Records:
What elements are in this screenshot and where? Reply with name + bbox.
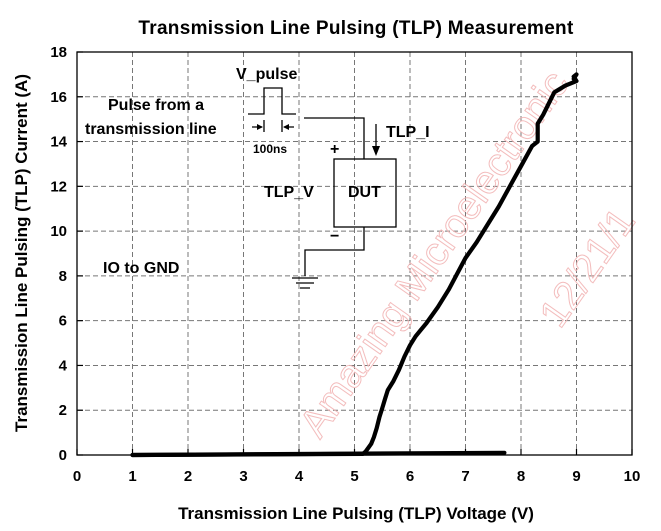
- pulse-waveform: [248, 87, 296, 115]
- x-tick-label-8: 8: [517, 468, 525, 485]
- x-tick-label-1: 1: [128, 468, 136, 485]
- x-tick-label-7: 7: [461, 468, 469, 485]
- io-to-gnd-label: IO to GND: [103, 260, 179, 277]
- chart-title: Transmission Line Pulsing (TLP) Measurem…: [138, 18, 574, 39]
- ground-symbol: [292, 277, 318, 289]
- y-axis-ticks: 0 2 4 6 8 10 12 14 16 18: [50, 44, 83, 464]
- schematic-wires: [304, 117, 365, 276]
- pulse-width-arrowheads: [257, 124, 289, 130]
- y-tick-label-3: 6: [59, 313, 67, 330]
- x-tick-label-5: 5: [350, 468, 358, 485]
- tlp-i-label: TLP_I: [386, 124, 430, 141]
- y-tick-label-5: 10: [50, 223, 67, 240]
- pulse-width-marker: [252, 120, 294, 132]
- y-tick-label-7: 14: [50, 134, 67, 151]
- x-tick-label-6: 6: [406, 468, 414, 485]
- dut-label: DUT: [348, 184, 381, 201]
- watermark-text-1: Amazing Microelectronic: [291, 63, 577, 445]
- plus-sign: +: [330, 141, 339, 158]
- y-tick-label-0: 0: [59, 447, 67, 464]
- x-tick-label-0: 0: [73, 468, 81, 485]
- series-line-1: [130, 450, 507, 458]
- tlp-i-arrowhead: [372, 146, 380, 156]
- y-tick-label-8: 16: [50, 89, 67, 106]
- v-pulse-label: V_pulse: [236, 66, 297, 83]
- y-tick-label-2: 4: [59, 357, 68, 374]
- pulse-source-line-1: Pulse from a: [108, 97, 204, 114]
- minus-sign: −: [330, 228, 339, 245]
- y-tick-label-1: 2: [59, 402, 67, 419]
- y-tick-label-6: 12: [50, 178, 67, 195]
- pulse-width-label: 100ns: [253, 142, 287, 156]
- x-tick-label-2: 2: [184, 468, 192, 485]
- tlp-v-label: TLP_V: [264, 184, 314, 201]
- data-series: [130, 72, 579, 458]
- tlp-schematic: V_pulse Pulse from a transmission line 1…: [85, 66, 430, 289]
- y-axis-label: Transmission Line Pulsing (TLP) Current …: [12, 74, 31, 432]
- series-line-0: [130, 72, 579, 458]
- x-tick-label-4: 4: [295, 468, 304, 485]
- x-tick-label-3: 3: [239, 468, 247, 485]
- x-tick-label-9: 9: [572, 468, 580, 485]
- grid-lines: [77, 52, 632, 455]
- y-tick-label-9: 18: [50, 44, 67, 61]
- x-tick-label-10: 10: [624, 468, 641, 485]
- watermark-text-2: 12/21/1: [531, 201, 644, 336]
- x-axis-label: Transmission Line Pulsing (TLP) Voltage …: [178, 504, 534, 523]
- pulse-source-line-2: transmission line: [85, 121, 217, 138]
- dut-box: [333, 158, 397, 228]
- y-tick-label-4: 8: [59, 268, 67, 285]
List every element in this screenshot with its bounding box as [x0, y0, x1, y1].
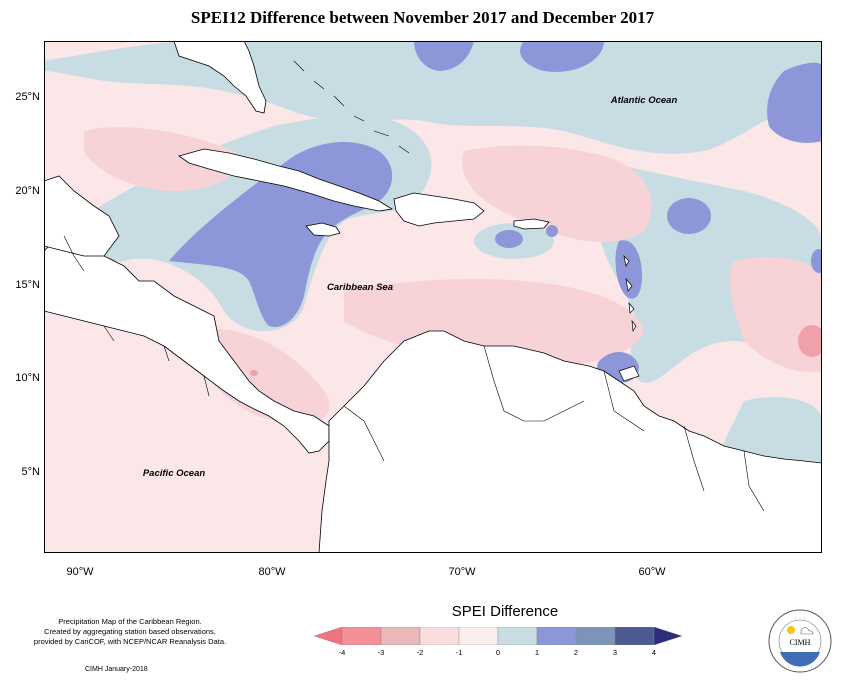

■ **EXERCISE AIM**:
Repeat the part of the rows above that opens with the line containing "- pulse-waveform: [248, 87, 296, 115]" and closes with the line containing "- dut-label: DUT: [348, 184, 381, 201]", copying each line without any change.

■ **EXERCISE SOLUTION**:
- pulse-waveform: [248, 87, 296, 115]
- x-tick-label-8: 8: [517, 468, 525, 485]
- x-tick-label-1: 1: [128, 468, 136, 485]
- x-tick-label-7: 7: [461, 468, 469, 485]
- io-to-gnd-label: IO to GND: [103, 260, 179, 277]
- chart-title: Transmission Line Pulsing (TLP) Measurem…: [138, 18, 574, 39]
- ground-symbol: [292, 277, 318, 289]
- y-axis-ticks: 0 2 4 6 8 10 12 14 16 18: [50, 44, 83, 464]
- schematic-wires: [304, 117, 365, 276]
- pulse-width-arrowheads: [257, 124, 289, 130]
- y-tick-label-3: 6: [59, 313, 67, 330]
- x-tick-label-5: 5: [350, 468, 358, 485]
- tlp-i-label: TLP_I: [386, 124, 430, 141]
- y-tick-label-5: 10: [50, 223, 67, 240]
- pulse-width-marker: [252, 120, 294, 132]
- y-tick-label-7: 14: [50, 134, 67, 151]
- x-tick-label-6: 6: [406, 468, 414, 485]
- dut-label: DUT: [348, 184, 381, 201]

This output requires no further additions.